* _EXERCISE DIRECTIONS_:
Your answer should be one number: the count of lines in these entries that hold the word "JSON".

* _SUPPLIED ENTRIES_:
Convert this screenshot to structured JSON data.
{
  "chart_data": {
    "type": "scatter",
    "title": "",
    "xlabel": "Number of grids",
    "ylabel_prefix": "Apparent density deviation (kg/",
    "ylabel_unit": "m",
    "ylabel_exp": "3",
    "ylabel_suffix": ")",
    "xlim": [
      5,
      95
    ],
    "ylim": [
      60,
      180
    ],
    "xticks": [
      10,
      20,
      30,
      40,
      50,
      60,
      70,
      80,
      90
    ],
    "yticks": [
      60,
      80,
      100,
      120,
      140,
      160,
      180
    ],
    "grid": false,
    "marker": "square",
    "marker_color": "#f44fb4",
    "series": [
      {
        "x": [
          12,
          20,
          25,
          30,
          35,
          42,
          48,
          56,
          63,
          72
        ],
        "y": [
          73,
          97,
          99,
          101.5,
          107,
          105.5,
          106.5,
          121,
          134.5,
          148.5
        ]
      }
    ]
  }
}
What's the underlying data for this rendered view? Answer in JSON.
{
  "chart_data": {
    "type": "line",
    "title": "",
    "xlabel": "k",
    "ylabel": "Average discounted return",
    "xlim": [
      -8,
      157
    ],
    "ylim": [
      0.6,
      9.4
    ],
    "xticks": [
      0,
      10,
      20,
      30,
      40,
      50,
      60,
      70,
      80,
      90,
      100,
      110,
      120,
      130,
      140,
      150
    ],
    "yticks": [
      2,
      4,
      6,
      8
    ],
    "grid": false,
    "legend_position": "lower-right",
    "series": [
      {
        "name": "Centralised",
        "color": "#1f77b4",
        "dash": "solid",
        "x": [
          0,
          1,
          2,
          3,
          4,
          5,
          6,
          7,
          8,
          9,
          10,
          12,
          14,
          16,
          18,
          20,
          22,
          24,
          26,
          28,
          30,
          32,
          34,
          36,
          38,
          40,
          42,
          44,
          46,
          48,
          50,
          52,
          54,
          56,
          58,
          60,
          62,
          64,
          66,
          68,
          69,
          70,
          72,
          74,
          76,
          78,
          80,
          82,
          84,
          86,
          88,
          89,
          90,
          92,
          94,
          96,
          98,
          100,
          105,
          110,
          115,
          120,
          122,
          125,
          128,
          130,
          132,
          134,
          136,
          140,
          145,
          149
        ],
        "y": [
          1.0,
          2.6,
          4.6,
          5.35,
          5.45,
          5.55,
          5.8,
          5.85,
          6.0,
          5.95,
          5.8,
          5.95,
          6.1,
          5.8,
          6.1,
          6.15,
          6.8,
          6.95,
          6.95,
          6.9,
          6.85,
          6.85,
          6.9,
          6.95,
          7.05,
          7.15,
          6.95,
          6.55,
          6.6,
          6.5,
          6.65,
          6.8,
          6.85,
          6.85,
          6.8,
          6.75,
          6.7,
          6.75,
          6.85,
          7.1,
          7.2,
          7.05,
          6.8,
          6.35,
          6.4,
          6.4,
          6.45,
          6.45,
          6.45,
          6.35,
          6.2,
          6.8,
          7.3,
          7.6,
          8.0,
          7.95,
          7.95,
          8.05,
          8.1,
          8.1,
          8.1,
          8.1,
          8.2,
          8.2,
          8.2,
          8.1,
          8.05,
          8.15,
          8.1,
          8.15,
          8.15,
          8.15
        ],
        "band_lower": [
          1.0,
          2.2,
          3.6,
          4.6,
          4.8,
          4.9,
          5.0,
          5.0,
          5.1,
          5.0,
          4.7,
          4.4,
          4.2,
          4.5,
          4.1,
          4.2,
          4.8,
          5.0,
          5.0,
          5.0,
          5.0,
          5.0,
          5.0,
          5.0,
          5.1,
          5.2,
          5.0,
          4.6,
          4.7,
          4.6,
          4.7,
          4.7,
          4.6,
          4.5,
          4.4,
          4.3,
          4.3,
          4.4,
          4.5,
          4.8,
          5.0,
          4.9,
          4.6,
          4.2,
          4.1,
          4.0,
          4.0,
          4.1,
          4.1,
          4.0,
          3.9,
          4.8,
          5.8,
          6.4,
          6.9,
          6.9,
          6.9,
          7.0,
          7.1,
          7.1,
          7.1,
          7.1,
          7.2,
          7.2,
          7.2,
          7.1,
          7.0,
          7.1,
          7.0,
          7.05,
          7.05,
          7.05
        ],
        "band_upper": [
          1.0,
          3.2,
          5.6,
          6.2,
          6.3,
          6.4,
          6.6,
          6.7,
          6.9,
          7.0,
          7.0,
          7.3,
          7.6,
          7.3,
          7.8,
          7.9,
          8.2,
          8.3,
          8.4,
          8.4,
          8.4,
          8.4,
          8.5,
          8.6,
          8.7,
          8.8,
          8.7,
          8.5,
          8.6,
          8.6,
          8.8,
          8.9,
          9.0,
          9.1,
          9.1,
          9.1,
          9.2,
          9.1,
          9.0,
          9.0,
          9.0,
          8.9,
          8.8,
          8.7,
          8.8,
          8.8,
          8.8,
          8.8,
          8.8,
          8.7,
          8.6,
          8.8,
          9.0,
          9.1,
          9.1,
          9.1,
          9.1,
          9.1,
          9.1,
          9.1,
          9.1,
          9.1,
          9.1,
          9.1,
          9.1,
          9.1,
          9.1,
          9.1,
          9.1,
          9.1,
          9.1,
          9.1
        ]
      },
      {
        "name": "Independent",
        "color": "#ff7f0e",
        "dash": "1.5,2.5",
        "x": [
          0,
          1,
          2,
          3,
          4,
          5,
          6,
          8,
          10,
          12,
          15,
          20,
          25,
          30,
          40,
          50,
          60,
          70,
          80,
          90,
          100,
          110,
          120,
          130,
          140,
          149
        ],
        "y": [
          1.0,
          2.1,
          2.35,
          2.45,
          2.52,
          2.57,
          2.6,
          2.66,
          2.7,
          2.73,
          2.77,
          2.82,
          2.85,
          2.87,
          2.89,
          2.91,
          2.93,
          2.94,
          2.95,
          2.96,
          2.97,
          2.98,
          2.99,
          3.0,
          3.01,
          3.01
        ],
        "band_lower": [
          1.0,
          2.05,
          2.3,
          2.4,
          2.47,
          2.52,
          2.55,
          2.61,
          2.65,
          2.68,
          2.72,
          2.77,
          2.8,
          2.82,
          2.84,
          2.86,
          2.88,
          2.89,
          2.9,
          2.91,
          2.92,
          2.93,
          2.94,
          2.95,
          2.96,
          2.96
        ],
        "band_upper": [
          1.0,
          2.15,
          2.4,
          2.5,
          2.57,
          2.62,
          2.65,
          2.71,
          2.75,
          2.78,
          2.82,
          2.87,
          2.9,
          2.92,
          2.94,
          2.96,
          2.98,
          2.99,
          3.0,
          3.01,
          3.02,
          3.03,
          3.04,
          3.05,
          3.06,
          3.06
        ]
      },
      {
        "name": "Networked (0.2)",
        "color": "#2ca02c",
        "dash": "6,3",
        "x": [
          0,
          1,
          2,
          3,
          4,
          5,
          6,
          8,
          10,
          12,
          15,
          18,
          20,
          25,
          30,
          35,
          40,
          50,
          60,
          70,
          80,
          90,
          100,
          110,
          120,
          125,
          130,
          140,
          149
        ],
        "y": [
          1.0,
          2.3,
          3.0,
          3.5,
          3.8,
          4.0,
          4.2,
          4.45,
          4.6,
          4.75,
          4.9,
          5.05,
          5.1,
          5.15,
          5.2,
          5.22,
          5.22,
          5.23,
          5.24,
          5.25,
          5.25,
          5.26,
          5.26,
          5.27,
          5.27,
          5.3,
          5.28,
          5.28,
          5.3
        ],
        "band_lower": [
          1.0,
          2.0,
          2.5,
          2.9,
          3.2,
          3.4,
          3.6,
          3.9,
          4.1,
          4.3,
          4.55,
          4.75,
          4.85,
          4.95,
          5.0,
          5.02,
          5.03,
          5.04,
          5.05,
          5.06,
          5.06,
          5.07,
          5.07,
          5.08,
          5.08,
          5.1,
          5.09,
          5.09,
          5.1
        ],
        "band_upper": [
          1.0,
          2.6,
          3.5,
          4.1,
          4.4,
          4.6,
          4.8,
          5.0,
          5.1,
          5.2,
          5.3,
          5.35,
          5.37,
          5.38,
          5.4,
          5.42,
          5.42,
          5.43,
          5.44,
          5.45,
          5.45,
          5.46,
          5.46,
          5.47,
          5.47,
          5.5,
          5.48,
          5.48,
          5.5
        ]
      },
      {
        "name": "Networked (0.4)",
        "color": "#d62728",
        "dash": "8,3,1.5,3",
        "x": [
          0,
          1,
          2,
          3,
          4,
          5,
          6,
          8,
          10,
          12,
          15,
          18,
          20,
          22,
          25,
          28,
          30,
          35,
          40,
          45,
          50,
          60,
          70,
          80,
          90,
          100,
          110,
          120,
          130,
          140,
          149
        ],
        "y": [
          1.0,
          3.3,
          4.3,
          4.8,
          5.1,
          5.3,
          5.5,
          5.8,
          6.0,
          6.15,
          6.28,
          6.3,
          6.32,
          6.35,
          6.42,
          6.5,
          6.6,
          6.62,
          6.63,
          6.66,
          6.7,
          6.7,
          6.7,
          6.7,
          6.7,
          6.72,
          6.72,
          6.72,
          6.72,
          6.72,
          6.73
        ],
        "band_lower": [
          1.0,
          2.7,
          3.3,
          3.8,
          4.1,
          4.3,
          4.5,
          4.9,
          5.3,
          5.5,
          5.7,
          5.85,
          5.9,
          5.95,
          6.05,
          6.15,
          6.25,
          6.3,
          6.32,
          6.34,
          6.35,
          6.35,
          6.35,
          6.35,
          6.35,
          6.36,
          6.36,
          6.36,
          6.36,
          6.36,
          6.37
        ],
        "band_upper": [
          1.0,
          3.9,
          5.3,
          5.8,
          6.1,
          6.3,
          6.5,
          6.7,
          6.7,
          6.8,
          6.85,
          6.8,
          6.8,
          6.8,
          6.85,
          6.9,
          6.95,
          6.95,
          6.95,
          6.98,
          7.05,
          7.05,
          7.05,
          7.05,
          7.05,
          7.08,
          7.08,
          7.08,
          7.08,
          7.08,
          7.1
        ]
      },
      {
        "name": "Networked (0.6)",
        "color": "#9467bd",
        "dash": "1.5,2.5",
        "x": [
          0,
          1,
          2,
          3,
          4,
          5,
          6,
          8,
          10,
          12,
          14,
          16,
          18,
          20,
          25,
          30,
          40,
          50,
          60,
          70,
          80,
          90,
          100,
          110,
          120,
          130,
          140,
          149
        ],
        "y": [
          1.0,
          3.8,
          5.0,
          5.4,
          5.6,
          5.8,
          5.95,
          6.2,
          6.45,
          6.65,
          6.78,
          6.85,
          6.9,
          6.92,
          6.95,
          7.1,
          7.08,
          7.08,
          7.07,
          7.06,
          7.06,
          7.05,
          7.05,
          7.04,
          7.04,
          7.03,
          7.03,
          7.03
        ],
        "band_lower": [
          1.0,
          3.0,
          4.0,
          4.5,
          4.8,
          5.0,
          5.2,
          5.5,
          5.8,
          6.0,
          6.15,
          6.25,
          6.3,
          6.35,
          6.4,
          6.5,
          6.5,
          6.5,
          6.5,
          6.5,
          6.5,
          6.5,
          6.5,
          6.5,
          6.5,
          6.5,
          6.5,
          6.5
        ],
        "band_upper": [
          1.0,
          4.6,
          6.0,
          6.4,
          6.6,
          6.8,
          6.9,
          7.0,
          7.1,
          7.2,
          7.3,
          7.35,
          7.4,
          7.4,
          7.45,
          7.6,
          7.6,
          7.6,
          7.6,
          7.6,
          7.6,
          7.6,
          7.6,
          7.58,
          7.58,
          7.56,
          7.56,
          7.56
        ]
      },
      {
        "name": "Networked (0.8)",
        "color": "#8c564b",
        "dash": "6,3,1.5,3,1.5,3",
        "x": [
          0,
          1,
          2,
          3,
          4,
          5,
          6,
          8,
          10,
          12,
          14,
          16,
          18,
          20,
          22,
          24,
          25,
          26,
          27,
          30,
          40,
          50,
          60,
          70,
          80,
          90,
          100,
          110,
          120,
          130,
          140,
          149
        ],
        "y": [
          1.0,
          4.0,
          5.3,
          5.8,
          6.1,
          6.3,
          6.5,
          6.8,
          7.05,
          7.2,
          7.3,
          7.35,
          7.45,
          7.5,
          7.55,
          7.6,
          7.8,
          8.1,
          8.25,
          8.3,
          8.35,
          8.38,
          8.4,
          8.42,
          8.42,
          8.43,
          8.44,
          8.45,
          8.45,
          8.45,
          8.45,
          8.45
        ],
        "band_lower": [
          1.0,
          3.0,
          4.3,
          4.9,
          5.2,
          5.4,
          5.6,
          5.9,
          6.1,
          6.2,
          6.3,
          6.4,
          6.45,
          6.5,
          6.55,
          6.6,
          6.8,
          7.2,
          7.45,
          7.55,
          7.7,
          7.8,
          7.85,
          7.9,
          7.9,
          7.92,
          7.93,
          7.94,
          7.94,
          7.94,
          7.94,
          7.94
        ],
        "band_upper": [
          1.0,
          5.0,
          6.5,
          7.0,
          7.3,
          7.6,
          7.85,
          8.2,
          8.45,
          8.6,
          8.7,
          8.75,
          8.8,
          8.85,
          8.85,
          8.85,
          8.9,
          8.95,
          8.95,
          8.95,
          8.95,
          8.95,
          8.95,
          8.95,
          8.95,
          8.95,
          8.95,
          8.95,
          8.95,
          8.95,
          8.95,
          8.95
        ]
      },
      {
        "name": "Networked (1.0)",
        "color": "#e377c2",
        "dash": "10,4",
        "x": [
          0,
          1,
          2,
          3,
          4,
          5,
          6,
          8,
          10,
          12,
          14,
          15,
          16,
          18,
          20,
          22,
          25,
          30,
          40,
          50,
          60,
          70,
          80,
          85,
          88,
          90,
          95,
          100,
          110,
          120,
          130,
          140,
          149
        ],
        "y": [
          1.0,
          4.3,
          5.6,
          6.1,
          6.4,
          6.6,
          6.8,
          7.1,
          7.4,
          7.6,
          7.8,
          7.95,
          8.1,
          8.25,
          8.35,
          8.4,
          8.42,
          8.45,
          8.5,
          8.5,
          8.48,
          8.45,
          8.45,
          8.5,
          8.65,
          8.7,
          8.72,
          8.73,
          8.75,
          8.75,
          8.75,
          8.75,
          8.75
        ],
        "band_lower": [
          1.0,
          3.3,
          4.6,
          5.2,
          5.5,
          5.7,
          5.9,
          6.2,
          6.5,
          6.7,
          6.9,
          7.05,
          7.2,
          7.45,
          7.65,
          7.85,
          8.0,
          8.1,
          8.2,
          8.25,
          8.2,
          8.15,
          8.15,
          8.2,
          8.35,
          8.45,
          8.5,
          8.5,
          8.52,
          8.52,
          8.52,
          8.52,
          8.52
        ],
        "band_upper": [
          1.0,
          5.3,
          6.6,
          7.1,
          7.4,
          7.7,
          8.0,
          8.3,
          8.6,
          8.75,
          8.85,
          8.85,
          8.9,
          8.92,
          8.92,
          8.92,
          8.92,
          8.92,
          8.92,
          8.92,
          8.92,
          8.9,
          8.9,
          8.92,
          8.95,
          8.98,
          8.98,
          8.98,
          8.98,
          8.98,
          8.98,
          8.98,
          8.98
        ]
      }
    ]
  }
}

* _EXERCISE RESPONSE_:
2